### Exercise task
Select every line in the records that contains the string "Desktop", and copy each of those lines in full.

### Entries provided

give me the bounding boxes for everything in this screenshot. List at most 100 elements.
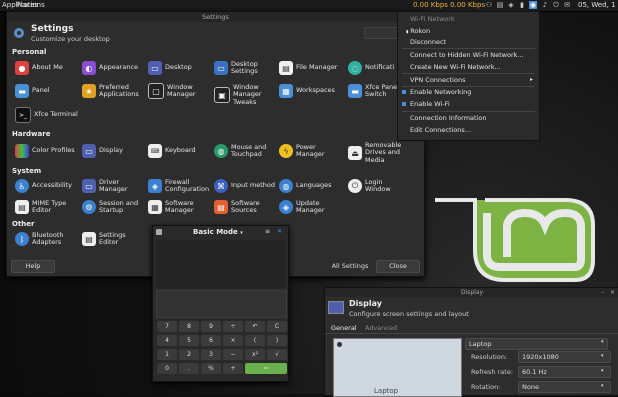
appearance-label: Appearance <box>99 63 139 72</box>
calc-menu-icon[interactable]: ≡ <box>265 228 270 235</box>
calc-key[interactable]: 0 <box>157 363 177 374</box>
wm-tweaks-item[interactable]: ▣ Window Manager Tweaks <box>214 80 276 110</box>
display-titlebar[interactable]: Display <box>325 288 618 297</box>
calc-key[interactable]: 5 <box>179 335 199 346</box>
places-menu[interactable]: Places <box>16 1 38 9</box>
bell-icon[interactable]: ✉ <box>563 1 571 9</box>
enable-wifi-item[interactable]: Enable Wi-Fi <box>410 100 450 108</box>
keyboard-item[interactable]: ⌨ Keyboard <box>148 140 196 162</box>
calc-display[interactable] <box>156 290 287 318</box>
battery-icon[interactable]: ▮ <box>518 1 526 9</box>
driver-manager-item[interactable]: ▭ Driver Manager <box>82 175 144 197</box>
power-manager-item[interactable]: ϟ Power Manager <box>279 140 341 162</box>
panel-item[interactable]: ▬ Panel <box>15 80 50 102</box>
power-icon[interactable]: ⏻ <box>552 1 560 9</box>
session-startup-item[interactable]: ⚙ Session and Startup <box>82 196 144 218</box>
input-method-item[interactable]: ⌘ Input method <box>214 175 275 197</box>
bluetooth-item[interactable]: ᛒ Bluetooth Adapters <box>15 228 77 250</box>
create-new-wifi-item[interactable]: Create New Wi-Fi Network... <box>410 63 501 71</box>
panel-switch-icon: ▬ <box>348 84 362 98</box>
calc-key[interactable]: 7 <box>157 321 177 332</box>
window-manager-item[interactable]: ▢ Window Manager <box>148 80 208 102</box>
clock[interactable]: 05, Wed, 1 <box>578 1 616 9</box>
accessibility-item[interactable]: ♿ Accessibility <box>15 175 72 197</box>
minimize-icon[interactable]: – <box>601 289 604 296</box>
calc-key[interactable]: 8 <box>179 321 199 332</box>
shield-icon[interactable]: ◈ <box>507 1 515 9</box>
firewall-item[interactable]: ◈ Firewall Configuration <box>148 175 212 197</box>
tab-advanced[interactable]: Advanced <box>365 324 397 332</box>
desktop-item[interactable]: ▭ Desktop <box>148 57 192 79</box>
chevron-down-icon: ▾ <box>601 353 604 359</box>
mouse-item[interactable]: ◍ Mouse and Touchpad <box>214 140 276 162</box>
calc-key[interactable]: ( <box>245 335 265 346</box>
mime-editor-item[interactable]: ▤ MIME Type Editor <box>15 196 77 218</box>
enable-networking-item[interactable]: Enable Networking <box>410 88 471 96</box>
calc-key[interactable]: ÷ <box>223 321 243 332</box>
refresh-select[interactable]: 60.1 Hz <box>518 366 611 378</box>
link-icon[interactable]: ⚇ <box>485 1 493 9</box>
network-rokon[interactable]: ◖ Rokon <box>406 27 430 35</box>
clipboard-icon[interactable]: ▤ <box>496 1 504 9</box>
display-item[interactable]: ▭ Display <box>82 140 123 162</box>
color-profiles-item[interactable]: Color Profiles <box>15 140 75 162</box>
connect-hidden-item[interactable]: Connect to Hidden Wi-Fi Network... <box>410 51 524 59</box>
about-me-item[interactable]: ● About Me <box>15 57 63 79</box>
calc-key[interactable]: − <box>223 349 243 360</box>
checkbox-wifi-icon[interactable] <box>402 102 406 106</box>
workspaces-item[interactable]: ▦ Workspaces <box>279 80 335 102</box>
login-window-item[interactable]: ⏻ Login Window <box>348 175 410 197</box>
edit-connections-item[interactable]: Edit Connections... <box>410 126 471 134</box>
tab-general[interactable]: General <box>331 324 357 332</box>
calc-key[interactable]: ↶ <box>245 321 265 332</box>
calc-key[interactable]: 2 <box>179 349 199 360</box>
calc-key[interactable]: 3 <box>201 349 221 360</box>
calc-key[interactable]: 6 <box>201 335 221 346</box>
calc-key[interactable]: + <box>223 363 243 374</box>
volume-icon[interactable]: ♪ <box>541 1 549 9</box>
calc-key[interactable]: √ <box>267 349 287 360</box>
wifi-icon[interactable]: ◉ <box>529 1 537 9</box>
calc-key[interactable]: 9 <box>201 321 221 332</box>
appearance-item[interactable]: ◐ Appearance <box>82 57 138 79</box>
calc-key[interactable]: ) <box>267 335 287 346</box>
languages-item[interactable]: ◍ Languages <box>279 175 331 197</box>
login-icon: ⏻ <box>348 179 362 193</box>
removable-drives-item[interactable]: ⏏ Removable Drives and Media <box>348 138 420 168</box>
monitor-preview[interactable]: Laptop <box>333 338 462 397</box>
calc-key[interactable]: . <box>179 363 199 374</box>
preferred-apps-item[interactable]: ★ Preferred Applications <box>82 80 144 102</box>
settings-editor-item[interactable]: ▤ Settings Editor <box>82 228 144 250</box>
xfce-terminal-item[interactable]: >_ Xfce Terminal <box>15 104 78 126</box>
calc-key[interactable]: % <box>201 363 221 374</box>
calc-key[interactable]: x² <box>245 349 265 360</box>
settings-titlebar[interactable]: Settings <box>7 12 424 22</box>
monitor-select[interactable]: Laptop <box>465 338 608 350</box>
vpn-connections-item[interactable]: VPN Connections <box>410 76 465 84</box>
all-settings-button[interactable]: All Settings <box>328 260 372 273</box>
calc-key[interactable]: × <box>223 335 243 346</box>
calc-key[interactable]: 1 <box>157 349 177 360</box>
palette-icon: ◐ <box>82 61 96 75</box>
notifications-item[interactable]: ◌ Notificati <box>348 57 394 79</box>
connection-info-item[interactable]: Connection Information <box>410 114 486 122</box>
desktop-settings-item[interactable]: ▭ Desktop Settings <box>214 57 274 79</box>
resolution-select[interactable]: 1920x1080 <box>518 351 611 363</box>
close-button[interactable]: Close <box>376 260 420 273</box>
update-manager-item[interactable]: ◈ Update Manager <box>279 196 341 218</box>
calc-key[interactable]: 4 <box>157 335 177 346</box>
calc-key[interactable]: = <box>245 363 287 374</box>
help-button[interactable]: Help <box>11 260 55 273</box>
calc-key[interactable]: C <box>267 321 287 332</box>
checkbox-networking-icon[interactable] <box>402 90 406 94</box>
file-manager-item[interactable]: ▤ File Manager <box>279 57 337 79</box>
rotation-select[interactable]: None <box>518 381 611 393</box>
calc-close-icon[interactable]: ✕ <box>277 228 282 235</box>
software-manager-item[interactable]: ▦ Software Manager <box>148 196 210 218</box>
window-close-icon[interactable]: ✕ <box>610 289 615 296</box>
software-sources-item[interactable]: ▤ Software Sources <box>214 196 276 218</box>
section-personal: Personal <box>12 48 47 56</box>
mode-selector[interactable]: Basic Mode ▾ <box>193 228 243 236</box>
disconnect-item[interactable]: Disconnect <box>410 38 446 46</box>
person-icon: ● <box>15 61 29 75</box>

### Final answer
desktop-item[interactable]: ▭ Desktop <box>148 57 192 79</box>
desktop-settings-item[interactable]: ▭ Desktop Settings <box>214 57 274 79</box>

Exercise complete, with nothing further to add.